:: The task ::
Starting at the line that contains "Enumerate this chart's", print every remaining line of the entries, unchanged, and output nothing more.

:: Supplied entries ::
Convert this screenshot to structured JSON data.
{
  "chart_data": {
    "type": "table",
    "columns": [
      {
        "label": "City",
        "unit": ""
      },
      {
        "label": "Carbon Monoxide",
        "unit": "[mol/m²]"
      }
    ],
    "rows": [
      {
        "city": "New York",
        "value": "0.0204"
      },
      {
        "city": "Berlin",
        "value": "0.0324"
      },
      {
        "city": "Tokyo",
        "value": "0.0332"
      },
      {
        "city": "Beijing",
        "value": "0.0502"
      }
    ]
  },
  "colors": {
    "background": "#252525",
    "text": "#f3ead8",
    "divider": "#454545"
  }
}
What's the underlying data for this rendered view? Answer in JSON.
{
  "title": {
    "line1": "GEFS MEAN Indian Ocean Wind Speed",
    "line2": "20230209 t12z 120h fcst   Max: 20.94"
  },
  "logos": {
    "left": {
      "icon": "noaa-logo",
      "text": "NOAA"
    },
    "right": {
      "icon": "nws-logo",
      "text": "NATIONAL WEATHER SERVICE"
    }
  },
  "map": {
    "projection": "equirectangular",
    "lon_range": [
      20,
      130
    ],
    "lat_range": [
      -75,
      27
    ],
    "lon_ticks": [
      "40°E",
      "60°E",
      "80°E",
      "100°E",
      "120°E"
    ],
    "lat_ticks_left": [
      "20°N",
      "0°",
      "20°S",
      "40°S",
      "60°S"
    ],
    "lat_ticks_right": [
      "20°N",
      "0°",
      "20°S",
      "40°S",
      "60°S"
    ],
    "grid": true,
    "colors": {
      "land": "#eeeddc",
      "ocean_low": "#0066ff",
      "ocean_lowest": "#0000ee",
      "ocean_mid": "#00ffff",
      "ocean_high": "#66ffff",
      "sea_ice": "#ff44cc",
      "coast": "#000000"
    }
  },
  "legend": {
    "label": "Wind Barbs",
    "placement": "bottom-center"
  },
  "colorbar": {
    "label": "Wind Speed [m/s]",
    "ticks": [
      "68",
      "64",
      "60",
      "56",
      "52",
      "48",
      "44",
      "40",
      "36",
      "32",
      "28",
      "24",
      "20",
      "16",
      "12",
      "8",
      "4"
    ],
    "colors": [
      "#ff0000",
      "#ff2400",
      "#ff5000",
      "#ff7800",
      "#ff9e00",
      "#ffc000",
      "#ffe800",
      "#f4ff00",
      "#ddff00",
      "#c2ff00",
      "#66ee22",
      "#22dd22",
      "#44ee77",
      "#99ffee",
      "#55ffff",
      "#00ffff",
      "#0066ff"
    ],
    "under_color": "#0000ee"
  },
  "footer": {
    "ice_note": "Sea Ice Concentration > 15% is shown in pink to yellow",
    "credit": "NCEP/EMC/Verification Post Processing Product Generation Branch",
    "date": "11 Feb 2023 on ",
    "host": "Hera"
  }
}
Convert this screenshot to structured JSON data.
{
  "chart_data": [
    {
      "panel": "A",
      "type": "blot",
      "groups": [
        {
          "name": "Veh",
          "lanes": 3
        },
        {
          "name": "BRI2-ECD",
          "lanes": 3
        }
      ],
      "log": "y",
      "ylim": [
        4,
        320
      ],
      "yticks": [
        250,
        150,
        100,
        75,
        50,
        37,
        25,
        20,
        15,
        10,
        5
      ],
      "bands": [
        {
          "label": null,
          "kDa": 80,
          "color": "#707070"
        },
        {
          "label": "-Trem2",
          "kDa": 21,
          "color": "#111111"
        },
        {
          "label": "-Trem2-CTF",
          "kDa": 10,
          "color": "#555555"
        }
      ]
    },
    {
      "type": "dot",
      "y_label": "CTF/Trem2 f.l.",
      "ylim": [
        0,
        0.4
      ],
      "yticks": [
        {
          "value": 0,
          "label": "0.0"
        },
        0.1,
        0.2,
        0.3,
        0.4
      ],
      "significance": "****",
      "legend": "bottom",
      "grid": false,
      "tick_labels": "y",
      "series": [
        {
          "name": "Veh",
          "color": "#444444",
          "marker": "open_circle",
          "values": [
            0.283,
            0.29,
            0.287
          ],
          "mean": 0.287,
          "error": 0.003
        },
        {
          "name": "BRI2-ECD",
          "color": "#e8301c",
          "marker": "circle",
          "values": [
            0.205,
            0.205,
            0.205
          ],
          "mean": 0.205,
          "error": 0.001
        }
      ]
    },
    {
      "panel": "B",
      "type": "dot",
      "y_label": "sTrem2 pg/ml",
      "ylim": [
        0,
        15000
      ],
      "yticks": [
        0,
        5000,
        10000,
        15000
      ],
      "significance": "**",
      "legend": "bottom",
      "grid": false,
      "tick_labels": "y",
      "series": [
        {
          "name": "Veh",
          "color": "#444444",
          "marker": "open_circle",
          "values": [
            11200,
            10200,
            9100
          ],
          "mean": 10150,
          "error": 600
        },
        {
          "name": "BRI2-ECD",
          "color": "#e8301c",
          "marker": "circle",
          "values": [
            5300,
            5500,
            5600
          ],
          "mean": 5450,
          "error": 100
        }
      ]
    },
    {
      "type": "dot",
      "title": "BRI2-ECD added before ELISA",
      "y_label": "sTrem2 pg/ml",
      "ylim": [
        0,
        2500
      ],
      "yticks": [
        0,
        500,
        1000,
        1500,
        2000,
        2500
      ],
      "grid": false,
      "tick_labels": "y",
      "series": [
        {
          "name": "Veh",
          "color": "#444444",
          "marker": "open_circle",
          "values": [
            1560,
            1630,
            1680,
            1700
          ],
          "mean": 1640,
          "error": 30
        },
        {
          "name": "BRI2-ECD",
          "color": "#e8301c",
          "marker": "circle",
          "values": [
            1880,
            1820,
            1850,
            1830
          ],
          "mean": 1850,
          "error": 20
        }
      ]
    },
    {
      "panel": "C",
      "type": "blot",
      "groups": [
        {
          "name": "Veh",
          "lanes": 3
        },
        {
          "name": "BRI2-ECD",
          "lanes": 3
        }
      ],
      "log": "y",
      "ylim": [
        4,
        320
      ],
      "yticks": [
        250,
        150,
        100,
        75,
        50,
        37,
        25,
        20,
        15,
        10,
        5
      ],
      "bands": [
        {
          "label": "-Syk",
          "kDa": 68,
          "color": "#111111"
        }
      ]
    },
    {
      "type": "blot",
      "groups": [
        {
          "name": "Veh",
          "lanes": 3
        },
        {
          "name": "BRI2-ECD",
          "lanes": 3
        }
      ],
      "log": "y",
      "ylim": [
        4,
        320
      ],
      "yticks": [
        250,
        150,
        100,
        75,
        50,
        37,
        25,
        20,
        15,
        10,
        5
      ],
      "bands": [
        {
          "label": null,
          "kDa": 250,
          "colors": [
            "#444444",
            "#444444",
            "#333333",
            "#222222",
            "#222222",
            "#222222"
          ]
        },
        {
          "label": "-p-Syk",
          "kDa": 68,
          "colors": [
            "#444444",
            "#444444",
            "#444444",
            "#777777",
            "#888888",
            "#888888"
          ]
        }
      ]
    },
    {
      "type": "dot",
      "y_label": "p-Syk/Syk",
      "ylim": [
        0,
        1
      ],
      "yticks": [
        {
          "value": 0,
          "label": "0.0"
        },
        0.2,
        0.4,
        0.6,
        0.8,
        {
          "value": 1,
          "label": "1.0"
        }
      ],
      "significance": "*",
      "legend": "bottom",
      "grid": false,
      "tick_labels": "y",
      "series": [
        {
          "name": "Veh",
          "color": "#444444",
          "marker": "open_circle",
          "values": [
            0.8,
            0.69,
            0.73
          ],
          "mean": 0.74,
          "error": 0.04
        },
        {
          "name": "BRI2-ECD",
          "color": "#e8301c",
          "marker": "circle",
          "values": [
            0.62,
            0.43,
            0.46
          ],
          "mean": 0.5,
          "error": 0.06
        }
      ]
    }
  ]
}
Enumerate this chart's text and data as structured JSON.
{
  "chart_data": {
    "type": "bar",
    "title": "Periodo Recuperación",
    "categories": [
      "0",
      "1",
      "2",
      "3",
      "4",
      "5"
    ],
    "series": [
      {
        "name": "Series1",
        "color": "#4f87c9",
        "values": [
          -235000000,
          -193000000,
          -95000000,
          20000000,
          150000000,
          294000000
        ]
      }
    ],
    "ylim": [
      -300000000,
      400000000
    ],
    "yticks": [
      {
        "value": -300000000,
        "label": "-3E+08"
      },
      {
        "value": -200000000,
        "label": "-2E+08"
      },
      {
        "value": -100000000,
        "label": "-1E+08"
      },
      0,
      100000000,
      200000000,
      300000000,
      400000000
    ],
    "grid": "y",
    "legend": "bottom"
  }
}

:: Finished task ::
Enumerate this chart's text and data as structured JSON.
{
  "chart_data": {
    "type": "bar",
    "title": "Periodo Recuperación",
    "categories": [
      "0",
      "1",
      "2",
      "3",
      "4",
      "5"
    ],
    "series": [
      {
        "name": "Series1",
        "color": "#4f87c9",
        "values": [
          -235000000,
          -193000000,
          -95000000,
          20000000,
          150000000,
          294000000
        ]
      }
    ],
    "ylim": [
      -300000000,
      400000000
    ],
    "yticks": [
      {
        "value": -300000000,
        "label": "-3E+08"
      },
      {
        "value": -200000000,
        "label": "-2E+08"
      },
      {
        "value": -100000000,
        "label": "-1E+08"
      },
      0,
      100000000,
      200000000,
      300000000,
      400000000
    ],
    "grid": "y",
    "legend": "bottom"
  }
}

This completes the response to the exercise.